[Data entries for graphics]
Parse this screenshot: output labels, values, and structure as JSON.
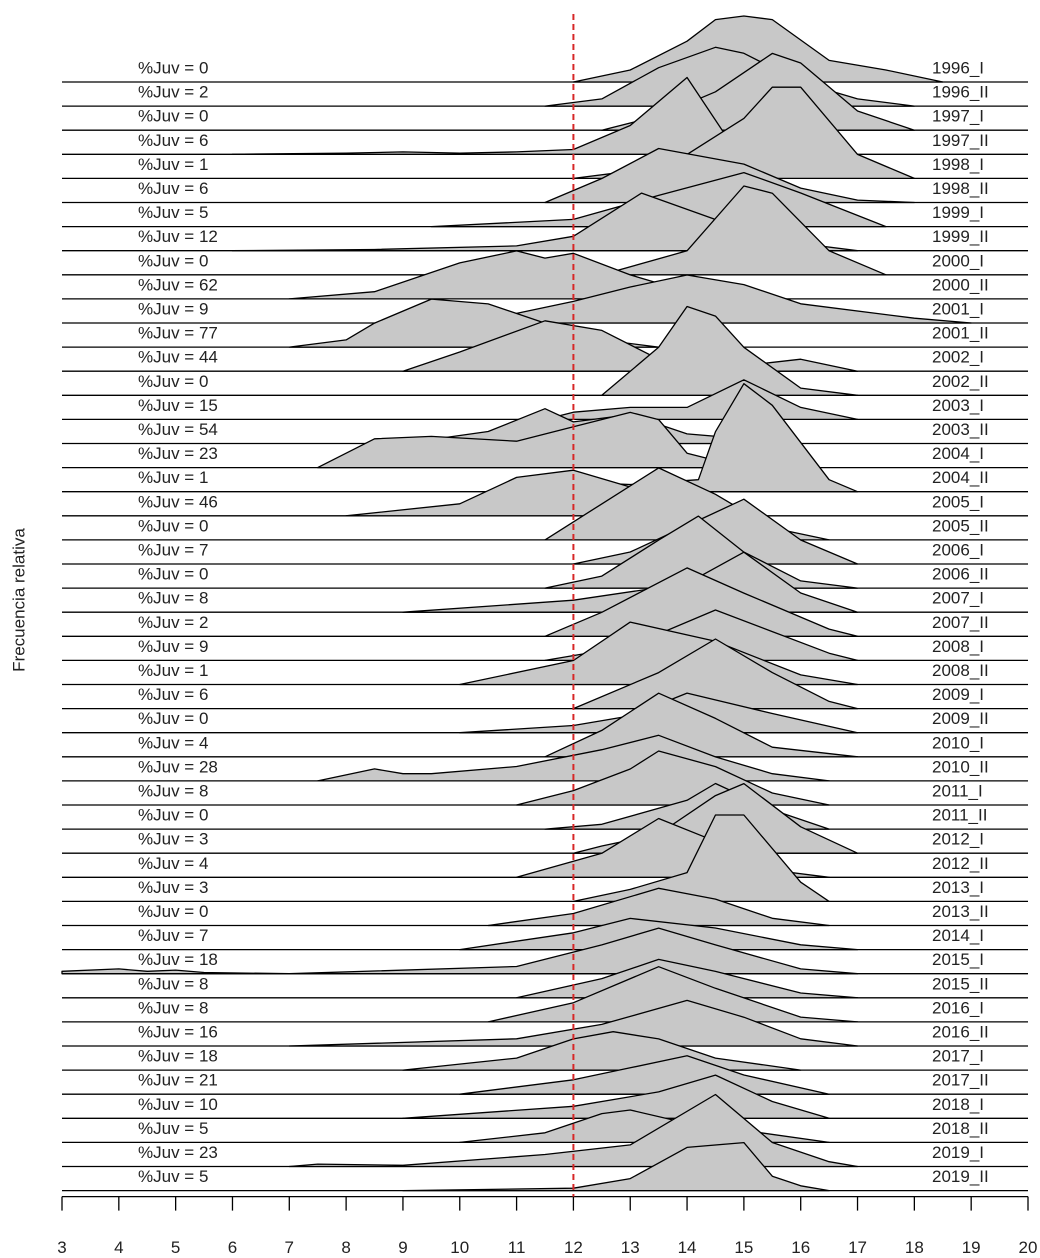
{
  "chart_data": {
    "type": "ridgeline",
    "ylabel": "Frecuencia relativa",
    "xlim": [
      3,
      20
    ],
    "xticks": [
      3,
      4,
      5,
      6,
      7,
      8,
      9,
      10,
      11,
      12,
      13,
      14,
      15,
      16,
      17,
      18,
      19,
      20
    ],
    "vline": 12,
    "vline_color": "#d62728",
    "fill": "#c8c8c8",
    "series": [
      {
        "name": "1996_I",
        "label": "%Juv = 0",
        "x": [
          12,
          13,
          14,
          14.5,
          15,
          15.5,
          16.5,
          17.5,
          18.5
        ],
        "values": [
          0,
          0.5,
          1.7,
          2.6,
          2.75,
          2.6,
          0.9,
          0.5,
          0
        ]
      },
      {
        "name": "1996_II",
        "label": "%Juv = 2",
        "x": [
          11.5,
          12.5,
          13.5,
          14.5,
          15,
          16,
          17,
          18
        ],
        "values": [
          0,
          0.3,
          1.6,
          2.45,
          2.2,
          1,
          0.3,
          0
        ]
      },
      {
        "name": "1997_I",
        "label": "%Juv = 0",
        "x": [
          12.5,
          13.5,
          14.5,
          15.5,
          16,
          17,
          18
        ],
        "values": [
          0,
          0.6,
          1.6,
          3.2,
          2.8,
          0.8,
          0
        ]
      },
      {
        "name": "1997_II",
        "label": "%Juv = 6",
        "x": [
          6,
          8,
          9,
          10,
          11,
          12,
          13,
          14,
          14.9
        ],
        "values": [
          0,
          0.05,
          0.1,
          0.05,
          0.1,
          0.2,
          1.2,
          3.2,
          0
        ]
      },
      {
        "name": "1998_I",
        "label": "%Juv = 1",
        "x": [
          12,
          13,
          14,
          15,
          15.5,
          16,
          17,
          18
        ],
        "values": [
          0,
          0.3,
          1,
          2.5,
          3.8,
          3.8,
          1,
          0
        ]
      },
      {
        "name": "1998_II",
        "label": "%Juv = 6",
        "x": [
          11.5,
          12.5,
          13.5,
          15,
          16,
          17,
          18
        ],
        "values": [
          0,
          1,
          2.25,
          1.6,
          0.6,
          0.1,
          0
        ]
      },
      {
        "name": "1999_I",
        "label": "%Juv = 5",
        "x": [
          9.5,
          12,
          13.5,
          15,
          16,
          17.5
        ],
        "values": [
          0,
          0.3,
          1.3,
          2.25,
          1.4,
          0
        ]
      },
      {
        "name": "1999_II",
        "label": "%Juv = 12",
        "x": [
          6,
          8.5,
          11,
          12,
          13.2,
          14.5,
          16,
          17
        ],
        "values": [
          0,
          0.05,
          0.2,
          0.6,
          2.4,
          1.3,
          0.3,
          0
        ]
      },
      {
        "name": "2000_I",
        "label": "%Juv = 0",
        "x": [
          12.5,
          14,
          15,
          15.5,
          16.5,
          17.5
        ],
        "values": [
          0,
          1,
          3.7,
          3.4,
          1,
          0
        ]
      },
      {
        "name": "2000_II",
        "label": "%Juv = 62",
        "x": [
          7,
          8.5,
          10,
          11,
          11.5,
          12,
          13,
          14,
          15
        ],
        "values": [
          0,
          0.3,
          1.5,
          2,
          1.7,
          1.9,
          1,
          0.3,
          0
        ]
      },
      {
        "name": "2001_I",
        "label": "%Juv = 9",
        "x": [
          9,
          11,
          12,
          13,
          14,
          15,
          16,
          18,
          19
        ],
        "values": [
          0,
          0.4,
          0.9,
          1.5,
          2,
          1.6,
          0.8,
          0.2,
          0
        ]
      },
      {
        "name": "2001_II",
        "label": "%Juv = 77",
        "x": [
          7,
          8,
          8.5,
          9.5,
          10.5,
          11.5,
          12.5,
          13.5
        ],
        "values": [
          0,
          0.3,
          1,
          2,
          1.8,
          1,
          0.3,
          0
        ]
      },
      {
        "name": "2002_I",
        "label": "%Juv = 44",
        "x": [
          9,
          10,
          11.5,
          12.5,
          13.5,
          14.5,
          16,
          17
        ],
        "values": [
          0,
          0.8,
          2.1,
          1.7,
          0.5,
          0.1,
          0.5,
          0
        ]
      },
      {
        "name": "2002_II",
        "label": "%Juv = 0",
        "x": [
          12.5,
          13.5,
          14,
          14.5,
          15,
          16,
          17
        ],
        "values": [
          0,
          2,
          3.7,
          3.3,
          2,
          0.3,
          0
        ]
      },
      {
        "name": "2003_I",
        "label": "%Juv = 15",
        "x": [
          11.5,
          12,
          13,
          14,
          15,
          16,
          17
        ],
        "values": [
          0,
          0.3,
          0.5,
          0.5,
          1.65,
          0.5,
          0
        ]
      },
      {
        "name": "2003_II",
        "label": "%Juv = 54",
        "x": [
          9,
          10.5,
          11.5,
          12,
          13,
          14,
          15,
          16
        ],
        "values": [
          0,
          0.5,
          1.45,
          0.9,
          1.2,
          0.4,
          0.2,
          0
        ]
      },
      {
        "name": "2004_I",
        "label": "%Juv = 23",
        "x": [
          7.5,
          8.5,
          9.5,
          11,
          12,
          13,
          13.5,
          14,
          15
        ],
        "values": [
          0,
          1.2,
          1.3,
          1.1,
          1.7,
          2.3,
          2,
          0.6,
          0
        ]
      },
      {
        "name": "2004_II",
        "label": "%Juv = 1",
        "x": [
          10.5,
          12,
          13,
          14.2,
          14.5,
          15,
          15.5,
          16.5,
          17
        ],
        "values": [
          0,
          0.4,
          0.3,
          0.5,
          2.5,
          4.5,
          3.6,
          0.5,
          0
        ]
      },
      {
        "name": "2005_I",
        "label": "%Juv = 46",
        "x": [
          8,
          10,
          11,
          12,
          13,
          14,
          15
        ],
        "values": [
          0,
          0.5,
          1.6,
          1.9,
          1.2,
          0.4,
          0
        ]
      },
      {
        "name": "2005_II",
        "label": "%Juv = 0",
        "x": [
          11.5,
          12.5,
          13.5,
          14.5,
          15.5,
          16.5
        ],
        "values": [
          0,
          1.5,
          3,
          1.9,
          0.5,
          0
        ]
      },
      {
        "name": "2006_I",
        "label": "%Juv = 7",
        "x": [
          12,
          13,
          14,
          15,
          16,
          17
        ],
        "values": [
          0,
          0.5,
          1.6,
          2.7,
          1,
          0
        ]
      },
      {
        "name": "2006_II",
        "label": "%Juv = 0",
        "x": [
          11.5,
          12.5,
          13.5,
          14.2,
          15,
          16,
          17
        ],
        "values": [
          0,
          0.5,
          2,
          3,
          1.5,
          0.3,
          0
        ]
      },
      {
        "name": "2007_I",
        "label": "%Juv = 8",
        "x": [
          9,
          12,
          14,
          15,
          16,
          17
        ],
        "values": [
          0,
          0.5,
          1.2,
          2.5,
          0.8,
          0
        ]
      },
      {
        "name": "2007_II",
        "label": "%Juv = 2",
        "x": [
          11.5,
          12.5,
          14,
          15,
          16.5,
          17
        ],
        "values": [
          0,
          1,
          2.85,
          1.8,
          0.3,
          0
        ]
      },
      {
        "name": "2008_I",
        "label": "%Juv = 9",
        "x": [
          11.5,
          13,
          14.5,
          15.5,
          16.5,
          17
        ],
        "values": [
          0,
          0.6,
          2.1,
          1.2,
          0.3,
          0
        ]
      },
      {
        "name": "2008_II",
        "label": "%Juv = 1",
        "x": [
          10,
          12,
          13,
          14.5,
          16,
          17
        ],
        "values": [
          0,
          1,
          2.6,
          1.8,
          0.4,
          0
        ]
      },
      {
        "name": "2009_I",
        "label": "%Juv = 6",
        "x": [
          12,
          13.5,
          14.5,
          15.5,
          16.5,
          17
        ],
        "values": [
          0,
          1.5,
          2.9,
          1.5,
          0.3,
          0
        ]
      },
      {
        "name": "2009_II",
        "label": "%Juv = 0",
        "x": [
          10,
          12,
          13,
          14,
          15.5,
          17
        ],
        "values": [
          0,
          0.3,
          0.7,
          1.65,
          0.8,
          0
        ]
      },
      {
        "name": "2010_I",
        "label": "%Juv = 4",
        "x": [
          11.5,
          12.5,
          13.5,
          14.5,
          15.5,
          17
        ],
        "values": [
          0,
          1.1,
          2.65,
          1.6,
          0.4,
          0
        ]
      },
      {
        "name": "2010_II",
        "label": "%Juv = 28",
        "x": [
          7.5,
          8.5,
          9,
          9.5,
          11,
          12.5,
          13.5,
          14.5,
          15.5,
          16.5
        ],
        "values": [
          0,
          0.5,
          0.3,
          0.3,
          0.6,
          1.3,
          1.9,
          1,
          0.3,
          0
        ]
      },
      {
        "name": "2011_I",
        "label": "%Juv = 8",
        "x": [
          11,
          12,
          13,
          13.5,
          14.5,
          15.5,
          16.5
        ],
        "values": [
          0,
          0.6,
          1.5,
          2.25,
          1.6,
          0.5,
          0
        ]
      },
      {
        "name": "2011_II",
        "label": "%Juv = 0",
        "x": [
          11.5,
          12.5,
          14,
          14.5,
          15.5,
          16.5
        ],
        "values": [
          0,
          0.2,
          1.2,
          1.9,
          0.8,
          0
        ]
      },
      {
        "name": "2012_I",
        "label": "%Juv = 3",
        "x": [
          12,
          12.5,
          13.5,
          14.5,
          15,
          16,
          17
        ],
        "values": [
          0,
          0.3,
          0.8,
          2.4,
          2.9,
          1.1,
          0
        ]
      },
      {
        "name": "2012_II",
        "label": "%Juv = 4",
        "x": [
          11,
          12.5,
          13.5,
          14.5,
          15.5,
          16.5
        ],
        "values": [
          0,
          1,
          2.45,
          1.5,
          0.3,
          0
        ]
      },
      {
        "name": "2013_I",
        "label": "%Juv = 3",
        "x": [
          12,
          13,
          14,
          14.5,
          15,
          16,
          16.5
        ],
        "values": [
          0,
          0.5,
          1.2,
          3.6,
          3.6,
          0.8,
          0
        ]
      },
      {
        "name": "2013_II",
        "label": "%Juv = 0",
        "x": [
          10.5,
          12,
          13.5,
          14.5,
          15.5,
          16.5
        ],
        "values": [
          0,
          0.5,
          1.55,
          1.1,
          0.3,
          0
        ]
      },
      {
        "name": "2014_I",
        "label": "%Juv = 7",
        "x": [
          10,
          12,
          13,
          14.5,
          16,
          17
        ],
        "values": [
          0,
          0.7,
          1.3,
          0.9,
          0.2,
          0
        ]
      },
      {
        "name": "2015_I",
        "label": "%Juv = 18",
        "x": [
          3,
          4,
          4.5,
          5,
          5.5,
          7,
          11,
          12.5,
          13.5,
          14.5,
          16,
          17
        ],
        "values": [
          0.1,
          0.2,
          0.1,
          0.15,
          0.05,
          0,
          0.3,
          1.2,
          1.9,
          1.2,
          0.2,
          0
        ]
      },
      {
        "name": "2015_II",
        "label": "%Juv = 8",
        "x": [
          11,
          12.5,
          13.5,
          14.5,
          16,
          17
        ],
        "values": [
          0,
          0.8,
          1.6,
          1.1,
          0.2,
          0
        ]
      },
      {
        "name": "2016_I",
        "label": "%Juv = 8",
        "x": [
          10.5,
          12,
          13.5,
          14.5,
          16,
          17
        ],
        "values": [
          0,
          0.8,
          2.3,
          1.4,
          0.2,
          0
        ]
      },
      {
        "name": "2016_II",
        "label": "%Juv = 16",
        "x": [
          7,
          11,
          12.5,
          14,
          15,
          16,
          17
        ],
        "values": [
          0,
          0.3,
          0.9,
          1.9,
          1.2,
          0.3,
          0
        ]
      },
      {
        "name": "2017_I",
        "label": "%Juv = 18",
        "x": [
          9,
          11,
          12,
          12.7,
          13.5,
          14.5,
          16
        ],
        "values": [
          0,
          0.5,
          1.3,
          1.6,
          1.3,
          0.5,
          0
        ]
      },
      {
        "name": "2017_II",
        "label": "%Juv = 21",
        "x": [
          10,
          12,
          13,
          14,
          15,
          16.5
        ],
        "values": [
          0,
          0.6,
          1.1,
          1.6,
          0.8,
          0
        ]
      },
      {
        "name": "2018_I",
        "label": "%Juv = 10",
        "x": [
          9,
          12,
          13.5,
          14.5,
          15.5,
          16.5
        ],
        "values": [
          0,
          0.5,
          1.1,
          1.8,
          0.7,
          0
        ]
      },
      {
        "name": "2018_II",
        "label": "%Juv = 5",
        "x": [
          10,
          11.5,
          12.5,
          13,
          14,
          15,
          16.5
        ],
        "values": [
          0,
          0.4,
          1.2,
          1.35,
          0.8,
          0.5,
          0
        ]
      },
      {
        "name": "2019_I",
        "label": "%Juv = 23",
        "x": [
          7,
          7.5,
          9,
          11.5,
          13,
          14.5,
          15.5,
          16.5,
          17
        ],
        "values": [
          0,
          0.1,
          0.05,
          0.5,
          0.9,
          3,
          1,
          0.2,
          0
        ]
      },
      {
        "name": "2019_II",
        "label": "%Juv = 5",
        "x": [
          9,
          12,
          13,
          14,
          15,
          15.5,
          16,
          16.5
        ],
        "values": [
          0,
          0.1,
          0.5,
          1.8,
          2,
          0.6,
          0.2,
          0
        ]
      }
    ]
  }
}
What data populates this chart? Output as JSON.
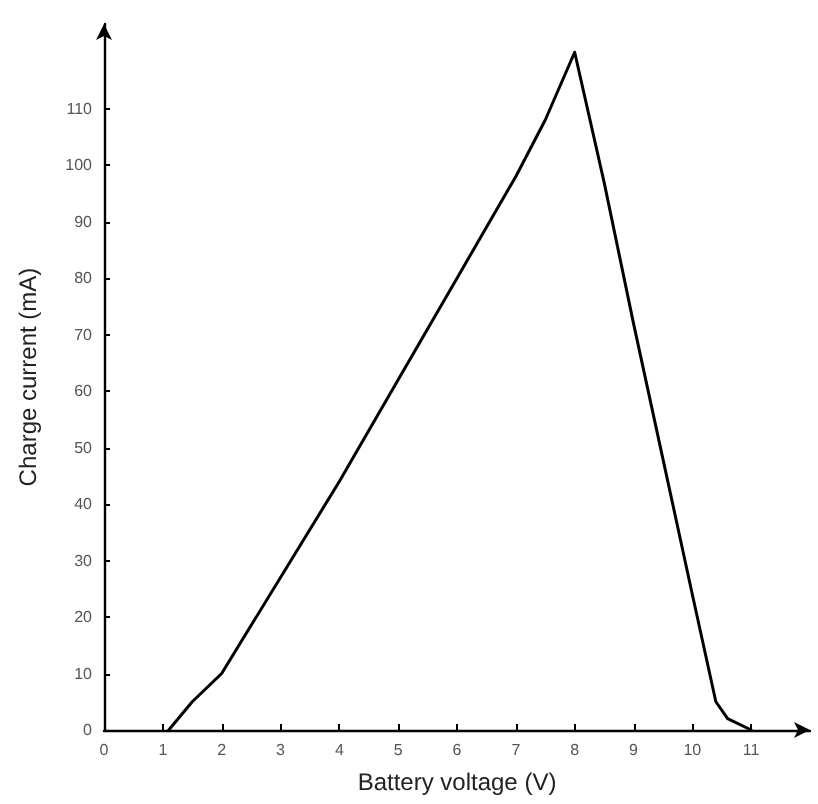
{
  "chart_data": {
    "type": "line",
    "xlabel": "Battery voltage (V)",
    "ylabel": "Charge current (mA)",
    "x": [
      1.1,
      1.5,
      2,
      3,
      4,
      5,
      6,
      7,
      7.5,
      8,
      8.5,
      9,
      9.5,
      10,
      10.4,
      10.6,
      11
    ],
    "series": [
      {
        "color": "#000000",
        "values": [
          0,
          5,
          10,
          27,
          44,
          62,
          80,
          98,
          108,
          120,
          97,
          72,
          48,
          24,
          5,
          2,
          0
        ]
      }
    ],
    "xlim": [
      0,
      12
    ],
    "xticks": [
      0,
      1,
      2,
      3,
      4,
      5,
      6,
      7,
      8,
      9,
      10,
      11
    ],
    "ylim": [
      0,
      125
    ],
    "yticks": [
      0,
      10,
      20,
      30,
      40,
      50,
      60,
      70,
      80,
      90,
      100,
      110
    ],
    "grid": false,
    "marker": "none",
    "line_style": "solid"
  }
}
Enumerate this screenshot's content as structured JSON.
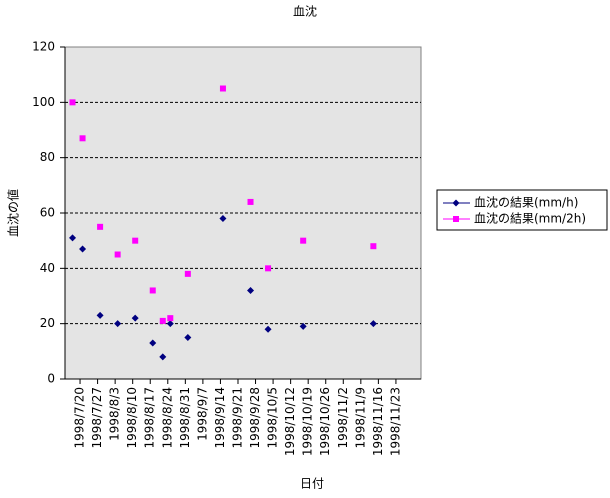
{
  "chart_data": {
    "type": "scatter",
    "title": "血沈",
    "x_label": "日付",
    "y_label": "血沈の値",
    "x": [
      "1998/7/17",
      "1998/7/21",
      "1998/7/28",
      "1998/8/4",
      "1998/8/11",
      "1998/8/18",
      "1998/8/22",
      "1998/8/25",
      "1998/9/1",
      "1998/9/15",
      "1998/9/26",
      "1998/10/3",
      "1998/10/17",
      "1998/11/14"
    ],
    "series": [
      {
        "name": "血沈の結果(mm/h)",
        "color": "#000080",
        "marker": "diamond",
        "values": [
          51,
          47,
          23,
          20,
          22,
          13,
          8,
          20,
          15,
          58,
          32,
          18,
          19,
          20
        ]
      },
      {
        "name": "血沈の結果(mm/2h)",
        "color": "#ff00ff",
        "marker": "square",
        "values": [
          100,
          87,
          55,
          45,
          50,
          32,
          21,
          22,
          38,
          105,
          64,
          40,
          50,
          48
        ]
      }
    ],
    "xlim": [
      "1998/7/14",
      "1998/12/3"
    ],
    "xticks": [
      "1998/7/20",
      "1998/7/27",
      "1998/8/3",
      "1998/8/10",
      "1998/8/17",
      "1998/8/24",
      "1998/8/31",
      "1998/9/7",
      "1998/9/14",
      "1998/9/21",
      "1998/9/28",
      "1998/10/5",
      "1998/10/12",
      "1998/10/19",
      "1998/10/26",
      "1998/11/2",
      "1998/11/9",
      "1998/11/16",
      "1998/11/23"
    ],
    "ylim": [
      0,
      120
    ],
    "yticks": [
      0,
      20,
      40,
      60,
      80,
      100,
      120
    ],
    "grid": true,
    "legend": "right"
  }
}
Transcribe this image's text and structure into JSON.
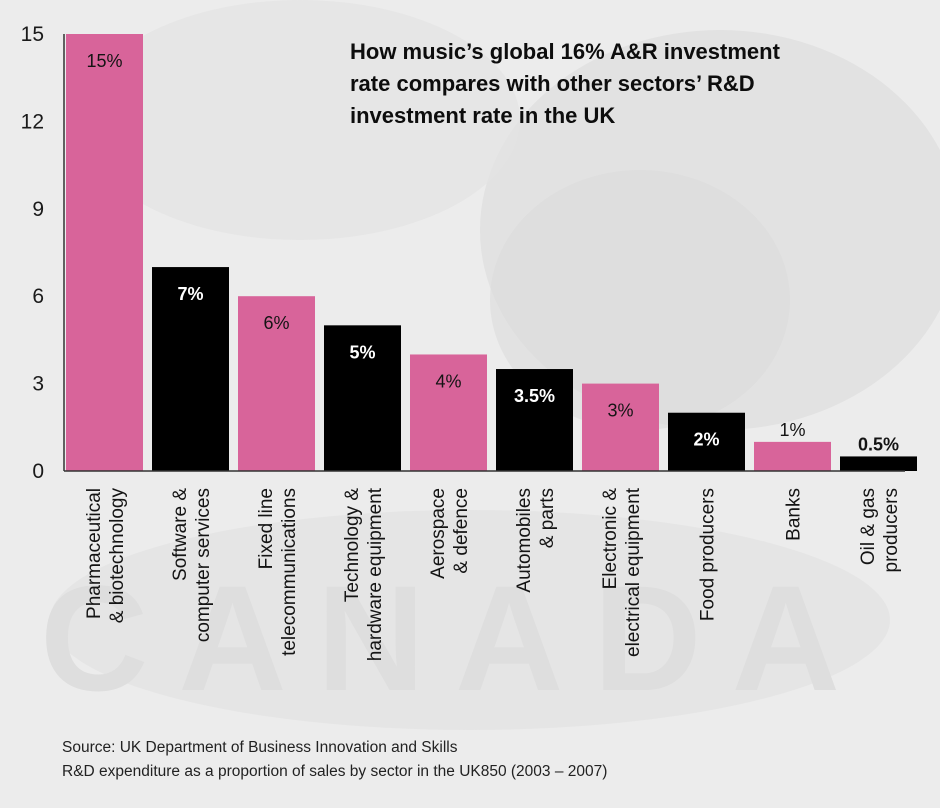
{
  "chart_data": {
    "type": "bar",
    "title_lines": [
      "How music’s global 16% A&R investment",
      "rate compares with other sectors’ R&D",
      "investment rate in the UK"
    ],
    "categories": [
      [
        "Pharmaceutical",
        "& biotechnology"
      ],
      [
        "Software &",
        "computer services"
      ],
      [
        "Fixed line",
        "telecommunications"
      ],
      [
        "Technology &",
        "hardware equipment"
      ],
      [
        "Aerospace",
        "& defence"
      ],
      [
        "Automobiles",
        "& parts"
      ],
      [
        "Electronic &",
        "electrical equipment"
      ],
      [
        "Food producers"
      ],
      [
        "Banks"
      ],
      [
        "Oil & gas",
        "producers"
      ]
    ],
    "values": [
      15,
      7,
      6,
      5,
      4,
      3.5,
      3,
      2,
      1,
      0.5
    ],
    "value_labels": [
      "15%",
      "7%",
      "6%",
      "5%",
      "4%",
      "3.5%",
      "3%",
      "2%",
      "1%",
      "0.5%"
    ],
    "bar_colors": [
      "#d8649a",
      "#000000",
      "#d8649a",
      "#000000",
      "#d8649a",
      "#000000",
      "#d8649a",
      "#000000",
      "#d8649a",
      "#000000"
    ],
    "ylim": [
      0,
      15
    ],
    "yticks": [
      0,
      3,
      6,
      9,
      12,
      15
    ],
    "xlabel": "",
    "ylabel": "",
    "grid": false,
    "legend": "none"
  },
  "source": {
    "line1": "Source: UK Department of Business Innovation and Skills",
    "line2": "R&D expenditure as a proportion of sales by sector in the UK850 (2003 – 2007)"
  },
  "colors": {
    "pink": "#d8649a",
    "black": "#000000",
    "background": "#ececec"
  }
}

▶ EXERCISE BRIEF
Copy out each line that contains the word "this".

▶ EXERCISE RESPONSE
Parse this screenshot: output labels, values, and structure as JSON.
What data populates this chart? Output as JSON.
Enumerate this screenshot's content as structured JSON.
Transcribe this image's text and structure into JSON.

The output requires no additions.